--- Begin DATA ENTRIES ---

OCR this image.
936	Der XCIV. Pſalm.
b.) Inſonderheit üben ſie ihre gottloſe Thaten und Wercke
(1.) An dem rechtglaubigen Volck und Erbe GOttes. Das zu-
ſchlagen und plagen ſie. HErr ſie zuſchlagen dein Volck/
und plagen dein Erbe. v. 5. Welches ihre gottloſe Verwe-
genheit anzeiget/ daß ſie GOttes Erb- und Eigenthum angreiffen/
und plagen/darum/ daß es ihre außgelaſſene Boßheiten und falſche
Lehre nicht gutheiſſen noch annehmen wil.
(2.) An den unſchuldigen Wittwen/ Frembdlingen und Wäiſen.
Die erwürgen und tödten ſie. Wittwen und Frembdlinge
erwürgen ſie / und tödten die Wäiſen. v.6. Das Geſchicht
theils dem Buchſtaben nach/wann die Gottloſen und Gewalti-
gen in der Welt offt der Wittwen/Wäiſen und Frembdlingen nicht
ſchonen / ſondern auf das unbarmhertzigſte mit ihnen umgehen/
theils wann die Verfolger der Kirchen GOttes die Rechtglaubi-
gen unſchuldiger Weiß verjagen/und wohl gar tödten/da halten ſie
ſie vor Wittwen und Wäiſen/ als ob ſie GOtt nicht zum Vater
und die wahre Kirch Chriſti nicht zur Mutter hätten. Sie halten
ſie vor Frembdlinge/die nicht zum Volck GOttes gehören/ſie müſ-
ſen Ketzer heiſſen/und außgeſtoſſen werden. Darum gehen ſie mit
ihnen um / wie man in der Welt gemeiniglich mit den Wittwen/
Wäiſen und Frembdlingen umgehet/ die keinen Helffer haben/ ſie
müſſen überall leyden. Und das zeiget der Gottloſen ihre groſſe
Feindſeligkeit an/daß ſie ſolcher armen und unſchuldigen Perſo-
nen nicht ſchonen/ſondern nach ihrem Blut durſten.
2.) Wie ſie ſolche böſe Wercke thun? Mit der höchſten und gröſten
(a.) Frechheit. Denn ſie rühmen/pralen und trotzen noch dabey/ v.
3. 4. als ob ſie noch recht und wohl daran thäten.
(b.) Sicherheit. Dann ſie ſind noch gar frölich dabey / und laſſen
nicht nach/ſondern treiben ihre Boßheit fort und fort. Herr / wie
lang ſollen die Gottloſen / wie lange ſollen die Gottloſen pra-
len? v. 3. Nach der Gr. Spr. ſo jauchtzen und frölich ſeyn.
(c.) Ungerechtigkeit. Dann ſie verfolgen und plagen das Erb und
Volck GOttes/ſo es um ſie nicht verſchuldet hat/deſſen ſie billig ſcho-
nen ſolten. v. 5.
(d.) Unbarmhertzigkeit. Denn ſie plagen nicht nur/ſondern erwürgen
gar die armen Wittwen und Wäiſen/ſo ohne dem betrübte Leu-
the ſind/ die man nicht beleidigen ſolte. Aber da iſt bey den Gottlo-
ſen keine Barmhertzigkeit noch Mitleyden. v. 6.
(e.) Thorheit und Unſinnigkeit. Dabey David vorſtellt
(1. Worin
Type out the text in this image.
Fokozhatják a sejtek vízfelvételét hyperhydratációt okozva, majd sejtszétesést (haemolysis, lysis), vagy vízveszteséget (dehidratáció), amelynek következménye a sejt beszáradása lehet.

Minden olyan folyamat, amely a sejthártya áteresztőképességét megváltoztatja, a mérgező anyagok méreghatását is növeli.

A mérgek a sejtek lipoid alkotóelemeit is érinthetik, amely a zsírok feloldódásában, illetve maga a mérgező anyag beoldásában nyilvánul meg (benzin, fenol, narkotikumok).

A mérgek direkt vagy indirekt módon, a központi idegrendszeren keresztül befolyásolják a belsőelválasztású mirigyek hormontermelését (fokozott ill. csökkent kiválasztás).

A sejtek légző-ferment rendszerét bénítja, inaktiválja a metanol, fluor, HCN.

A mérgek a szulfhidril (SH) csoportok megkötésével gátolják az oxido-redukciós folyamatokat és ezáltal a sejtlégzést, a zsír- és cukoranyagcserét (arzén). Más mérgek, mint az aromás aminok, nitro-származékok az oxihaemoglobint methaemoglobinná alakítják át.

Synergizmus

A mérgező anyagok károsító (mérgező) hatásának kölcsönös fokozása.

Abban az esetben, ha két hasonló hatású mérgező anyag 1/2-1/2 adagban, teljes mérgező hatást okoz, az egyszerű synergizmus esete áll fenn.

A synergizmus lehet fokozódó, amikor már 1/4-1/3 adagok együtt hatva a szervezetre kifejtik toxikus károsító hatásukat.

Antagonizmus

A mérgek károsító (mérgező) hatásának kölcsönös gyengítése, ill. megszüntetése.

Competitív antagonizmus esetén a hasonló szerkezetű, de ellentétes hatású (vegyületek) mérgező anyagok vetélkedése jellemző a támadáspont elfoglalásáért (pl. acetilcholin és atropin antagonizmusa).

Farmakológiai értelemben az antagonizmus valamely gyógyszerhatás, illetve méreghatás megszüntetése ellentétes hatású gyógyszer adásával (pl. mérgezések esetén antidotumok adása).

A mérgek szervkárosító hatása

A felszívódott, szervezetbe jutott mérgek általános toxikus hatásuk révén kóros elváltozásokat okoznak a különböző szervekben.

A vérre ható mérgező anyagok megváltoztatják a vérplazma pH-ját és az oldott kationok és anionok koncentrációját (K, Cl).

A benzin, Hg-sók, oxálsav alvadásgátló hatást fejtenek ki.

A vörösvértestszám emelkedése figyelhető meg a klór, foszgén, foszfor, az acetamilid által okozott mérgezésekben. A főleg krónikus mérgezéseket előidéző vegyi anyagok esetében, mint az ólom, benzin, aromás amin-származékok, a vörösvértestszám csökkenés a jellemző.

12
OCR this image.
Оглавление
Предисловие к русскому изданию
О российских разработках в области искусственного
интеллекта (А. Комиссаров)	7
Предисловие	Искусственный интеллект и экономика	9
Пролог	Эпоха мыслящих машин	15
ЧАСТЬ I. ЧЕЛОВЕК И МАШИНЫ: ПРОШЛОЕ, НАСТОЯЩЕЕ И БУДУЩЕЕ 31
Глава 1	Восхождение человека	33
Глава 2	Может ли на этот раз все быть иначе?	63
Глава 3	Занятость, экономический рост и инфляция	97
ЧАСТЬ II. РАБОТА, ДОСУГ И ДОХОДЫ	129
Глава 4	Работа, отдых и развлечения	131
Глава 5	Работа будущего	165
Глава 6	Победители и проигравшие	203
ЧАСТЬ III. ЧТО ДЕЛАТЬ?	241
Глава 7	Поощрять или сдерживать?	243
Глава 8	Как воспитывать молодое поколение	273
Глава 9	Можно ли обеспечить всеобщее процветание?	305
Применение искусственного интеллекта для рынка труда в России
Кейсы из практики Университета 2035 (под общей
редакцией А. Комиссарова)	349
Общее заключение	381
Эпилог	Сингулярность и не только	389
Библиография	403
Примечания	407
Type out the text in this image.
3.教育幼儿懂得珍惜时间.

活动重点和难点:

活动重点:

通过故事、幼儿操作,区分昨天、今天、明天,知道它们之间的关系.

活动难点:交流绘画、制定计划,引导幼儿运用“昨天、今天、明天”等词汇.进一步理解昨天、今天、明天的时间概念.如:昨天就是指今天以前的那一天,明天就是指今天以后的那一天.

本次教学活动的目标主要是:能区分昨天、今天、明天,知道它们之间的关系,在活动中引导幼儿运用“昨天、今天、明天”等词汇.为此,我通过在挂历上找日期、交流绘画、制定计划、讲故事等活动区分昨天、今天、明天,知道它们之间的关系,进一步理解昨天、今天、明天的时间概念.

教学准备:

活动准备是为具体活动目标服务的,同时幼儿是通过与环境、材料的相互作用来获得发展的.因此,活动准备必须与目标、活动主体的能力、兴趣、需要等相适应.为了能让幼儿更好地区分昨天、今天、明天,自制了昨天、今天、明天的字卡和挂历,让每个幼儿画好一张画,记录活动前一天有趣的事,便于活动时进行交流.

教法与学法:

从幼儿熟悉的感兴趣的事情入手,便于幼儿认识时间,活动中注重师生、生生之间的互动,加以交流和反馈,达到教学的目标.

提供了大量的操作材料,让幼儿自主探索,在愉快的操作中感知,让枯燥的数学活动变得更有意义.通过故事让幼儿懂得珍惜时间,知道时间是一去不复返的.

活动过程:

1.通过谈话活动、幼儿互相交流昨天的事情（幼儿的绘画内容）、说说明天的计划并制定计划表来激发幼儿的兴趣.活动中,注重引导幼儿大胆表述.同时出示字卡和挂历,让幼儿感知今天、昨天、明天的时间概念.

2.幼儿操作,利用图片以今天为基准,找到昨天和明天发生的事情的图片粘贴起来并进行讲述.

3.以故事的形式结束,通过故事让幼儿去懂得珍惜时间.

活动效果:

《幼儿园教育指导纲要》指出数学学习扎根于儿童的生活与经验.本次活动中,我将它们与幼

--- End DATA ENTRIES ---

**WHAT THE TASK REQUIRES**
In the records above, locate every line with the string "lehet" and copy it.

**THE RESULT**
Fokozhatják a sejtek vízfelvételét hyperhydratációt okozva, majd sejtszétesést (haemolysis, lysis), vagy vízveszteséget (dehidratáció), amelynek következménye a sejt beszáradása lehet.
A synergizmus lehet fokozódó, amikor már 1/4-1/3 adagok együtt hatva a szervezetre kifejtik toxikus károsító hatásukat.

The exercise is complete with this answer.